* [Data to use]
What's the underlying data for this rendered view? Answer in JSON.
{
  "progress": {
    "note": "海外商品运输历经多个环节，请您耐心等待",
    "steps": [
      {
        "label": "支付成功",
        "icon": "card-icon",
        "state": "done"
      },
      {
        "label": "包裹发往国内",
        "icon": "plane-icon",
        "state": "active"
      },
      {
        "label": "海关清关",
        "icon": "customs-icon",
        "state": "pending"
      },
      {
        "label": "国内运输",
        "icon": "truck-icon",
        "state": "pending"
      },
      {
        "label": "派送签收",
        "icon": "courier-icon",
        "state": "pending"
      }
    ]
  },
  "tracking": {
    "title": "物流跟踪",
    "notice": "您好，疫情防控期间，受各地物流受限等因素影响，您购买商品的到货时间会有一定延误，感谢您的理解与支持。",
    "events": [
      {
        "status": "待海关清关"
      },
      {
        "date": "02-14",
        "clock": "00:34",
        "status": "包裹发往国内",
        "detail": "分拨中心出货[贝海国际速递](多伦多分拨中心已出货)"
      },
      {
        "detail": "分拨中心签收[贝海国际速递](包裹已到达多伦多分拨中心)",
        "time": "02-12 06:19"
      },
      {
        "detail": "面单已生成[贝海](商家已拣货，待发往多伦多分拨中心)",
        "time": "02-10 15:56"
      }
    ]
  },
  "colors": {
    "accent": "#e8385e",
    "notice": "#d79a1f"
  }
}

* [Task brief] Every entry should be printed again exactly as it stands.

* [Solved exercise]
What's the underlying data for this rendered view? Answer in JSON.
{
  "progress": {
    "note": "海外商品运输历经多个环节，请您耐心等待",
    "steps": [
      {
        "label": "支付成功",
        "icon": "card-icon",
        "state": "done"
      },
      {
        "label": "包裹发往国内",
        "icon": "plane-icon",
        "state": "active"
      },
      {
        "label": "海关清关",
        "icon": "customs-icon",
        "state": "pending"
      },
      {
        "label": "国内运输",
        "icon": "truck-icon",
        "state": "pending"
      },
      {
        "label": "派送签收",
        "icon": "courier-icon",
        "state": "pending"
      }
    ]
  },
  "tracking": {
    "title": "物流跟踪",
    "notice": "您好，疫情防控期间，受各地物流受限等因素影响，您购买商品的到货时间会有一定延误，感谢您的理解与支持。",
    "events": [
      {
        "status": "待海关清关"
      },
      {
        "date": "02-14",
        "clock": "00:34",
        "status": "包裹发往国内",
        "detail": "分拨中心出货[贝海国际速递](多伦多分拨中心已出货)"
      },
      {
        "detail": "分拨中心签收[贝海国际速递](包裹已到达多伦多分拨中心)",
        "time": "02-12 06:19"
      },
      {
        "detail": "面单已生成[贝海](商家已拣货，待发往多伦多分拨中心)",
        "time": "02-10 15:56"
      }
    ]
  },
  "colors": {
    "accent": "#e8385e",
    "notice": "#d79a1f"
  }
}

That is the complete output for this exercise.